--- START ---
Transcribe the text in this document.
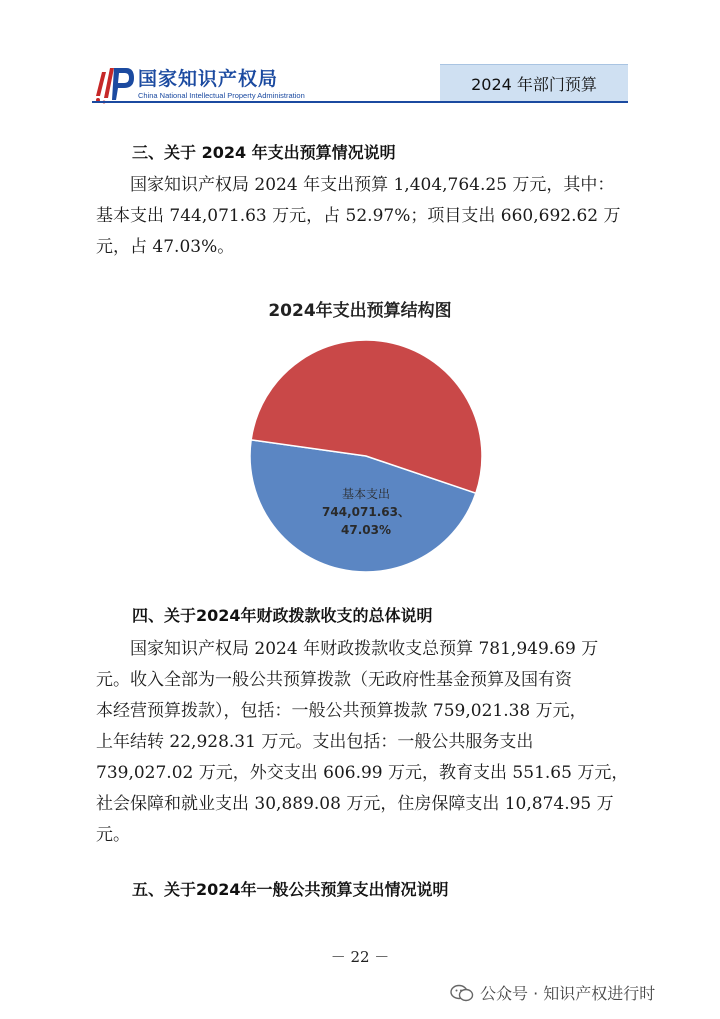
国家知识产权局
China National Intellectual Property Administration
2024 年部门预算
三、关于 2024 年支出预算情况说明
国家知识产权局 2024 年支出预算 1,404,764.25 万元，其中：
基本支出 744,071.63 万元，占 52.97%；项目支出 660,692.62 万
元，占 47.03%。
2024年支出预算结构图
基本支出
744,071.63、
47.03%
四、关于2024年财政拨款收支的总体说明
国家知识产权局 2024 年财政拨款收支总预算 781,949.69 万
元。收入全部为一般公共预算拨款（无政府性基金预算及国有资
本经营预算拨款），包括：一般公共预算拨款 759,021.38 万元，
上年结转 22,928.31 万元。支出包括：一般公共服务支出
739,027.02 万元，外交支出 606.99 万元，教育支出 551.65 万元，
社会保障和就业支出 30,889.08 万元，住房保障支出 10,874.95 万
元。
五、关于2024年一般公共预算支出情况说明
－ 22 －
公众号 · 知识产权进行时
--- END ---
Transcribe each entry above exactly, apart from the pictures.

Transcribe the text in this document.
国家知识产权局
China National Intellectual Property Administration
2024 年部门预算
三、关于 2024 年支出预算情况说明
国家知识产权局 2024 年支出预算 1,404,764.25 万元，其中：
基本支出 744,071.63 万元，占 52.97%；项目支出 660,692.62 万
元，占 47.03%。
2024年支出预算结构图
基本支出
744,071.63、
47.03%
四、关于2024年财政拨款收支的总体说明
国家知识产权局 2024 年财政拨款收支总预算 781,949.69 万
元。收入全部为一般公共预算拨款（无政府性基金预算及国有资
本经营预算拨款），包括：一般公共预算拨款 759,021.38 万元，
上年结转 22,928.31 万元。支出包括：一般公共服务支出
739,027.02 万元，外交支出 606.99 万元，教育支出 551.65 万元，
社会保障和就业支出 30,889.08 万元，住房保障支出 10,874.95 万
元。
五、关于2024年一般公共预算支出情况说明
－ 22 －
公众号 · 知识产权进行时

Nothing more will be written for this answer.